(EXTRACT PROVIDED)
The 9th Vermont Infantry Regiment was a three years' infantry regiment in the Union Army during the American Civil War. It served in the Eastern Theater, from July 1862 to December 1865. It served in the VII, XVII and XXIV Corps.

History
The 9th Vermont Infantry was captured at the Battle of Harpers Ferry during the 1862 Maryland Campaign, but later fought well with the VII, XVIII and XXIV Corps in eastern Virginia and North Carolina, and was one of the first units to enter Richmond, Virginia, in April 1865.

The regiment was mustered into Federal service on July 9, 1862, at Brattleboro, Vermont.

It was engaged in, or present at, Harper's Ferry, Newport Barracks, Chaffin's Farm, Fair Oaks and the Fall of Richmond.

The regiment lost during its term of service: 23 men killed and mortally wounded, 5 died from accident, 2 committed suicide, 36 died in Confederate prisons and 232 died from disease; for a total loss of 298 men.

The regiment mustered out of service on December 1, 1865.
(End EXTRACT PROVIDED)
(LISTED ENTRIES)
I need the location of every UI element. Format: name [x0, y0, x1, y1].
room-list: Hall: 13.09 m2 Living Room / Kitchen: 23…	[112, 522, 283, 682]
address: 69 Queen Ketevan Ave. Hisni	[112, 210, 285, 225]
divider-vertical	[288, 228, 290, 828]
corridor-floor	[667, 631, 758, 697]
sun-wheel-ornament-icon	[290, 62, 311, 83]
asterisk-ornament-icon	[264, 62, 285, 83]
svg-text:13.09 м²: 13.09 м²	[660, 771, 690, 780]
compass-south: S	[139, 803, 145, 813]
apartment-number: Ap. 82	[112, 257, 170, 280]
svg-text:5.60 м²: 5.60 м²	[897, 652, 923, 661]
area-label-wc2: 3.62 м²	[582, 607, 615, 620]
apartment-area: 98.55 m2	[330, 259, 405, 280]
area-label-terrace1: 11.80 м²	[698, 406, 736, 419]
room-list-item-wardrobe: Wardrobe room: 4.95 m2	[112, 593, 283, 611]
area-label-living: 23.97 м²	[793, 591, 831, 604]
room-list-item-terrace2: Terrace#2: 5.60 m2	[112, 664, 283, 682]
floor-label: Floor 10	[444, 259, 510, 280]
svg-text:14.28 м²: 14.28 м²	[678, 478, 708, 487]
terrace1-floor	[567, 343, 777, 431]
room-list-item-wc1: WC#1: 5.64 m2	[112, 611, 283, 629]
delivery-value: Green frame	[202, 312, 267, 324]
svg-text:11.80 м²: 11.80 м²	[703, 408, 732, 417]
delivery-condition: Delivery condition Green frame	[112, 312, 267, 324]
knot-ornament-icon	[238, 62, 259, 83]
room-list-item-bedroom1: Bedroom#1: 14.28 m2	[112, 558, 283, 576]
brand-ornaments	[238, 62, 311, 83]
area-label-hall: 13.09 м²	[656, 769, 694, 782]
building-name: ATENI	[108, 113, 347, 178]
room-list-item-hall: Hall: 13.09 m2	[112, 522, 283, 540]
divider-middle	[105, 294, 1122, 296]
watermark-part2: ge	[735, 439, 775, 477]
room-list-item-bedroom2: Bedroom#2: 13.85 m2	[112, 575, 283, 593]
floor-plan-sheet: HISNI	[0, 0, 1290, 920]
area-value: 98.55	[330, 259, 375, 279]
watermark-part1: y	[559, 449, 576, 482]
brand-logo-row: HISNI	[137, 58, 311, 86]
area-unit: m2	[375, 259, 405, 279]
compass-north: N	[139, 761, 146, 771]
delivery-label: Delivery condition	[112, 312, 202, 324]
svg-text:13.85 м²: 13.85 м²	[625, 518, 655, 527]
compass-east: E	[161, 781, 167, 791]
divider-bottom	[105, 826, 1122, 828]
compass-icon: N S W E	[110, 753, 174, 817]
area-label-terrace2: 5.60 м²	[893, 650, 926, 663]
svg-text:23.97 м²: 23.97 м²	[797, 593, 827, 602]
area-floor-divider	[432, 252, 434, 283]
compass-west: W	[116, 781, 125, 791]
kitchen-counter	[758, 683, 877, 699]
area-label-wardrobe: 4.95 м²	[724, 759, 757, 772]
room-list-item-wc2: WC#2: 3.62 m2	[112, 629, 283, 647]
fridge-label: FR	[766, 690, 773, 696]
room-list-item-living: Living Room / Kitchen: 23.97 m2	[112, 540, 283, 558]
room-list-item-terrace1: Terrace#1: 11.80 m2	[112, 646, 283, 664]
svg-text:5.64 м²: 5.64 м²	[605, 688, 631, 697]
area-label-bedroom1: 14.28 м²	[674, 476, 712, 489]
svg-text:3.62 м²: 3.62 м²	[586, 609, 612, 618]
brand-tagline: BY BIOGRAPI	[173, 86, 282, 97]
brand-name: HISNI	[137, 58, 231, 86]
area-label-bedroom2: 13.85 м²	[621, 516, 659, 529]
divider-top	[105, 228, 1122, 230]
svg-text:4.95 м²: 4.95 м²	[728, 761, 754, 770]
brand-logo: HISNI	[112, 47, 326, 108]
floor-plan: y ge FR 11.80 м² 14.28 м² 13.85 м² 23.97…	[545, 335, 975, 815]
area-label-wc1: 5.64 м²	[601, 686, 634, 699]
(End LISTED ENTRIES)
EXERCISE
Repeat word for word everything in the passage on the 9th Vermont Infantry from "The regiment was" down to "Fall of Richmond.". The material has no connection to the passage on the 9th Vermont Infantry.

PROBLEM SOLUTION
The regiment was mustered into Federal service on July 9, 1862, at Brattleboro, Vermont.

It was engaged in, or present at, Harper's Ferry, Newport Barracks, Chaffin's Farm, Fair Oaks and the Fall of Richmond.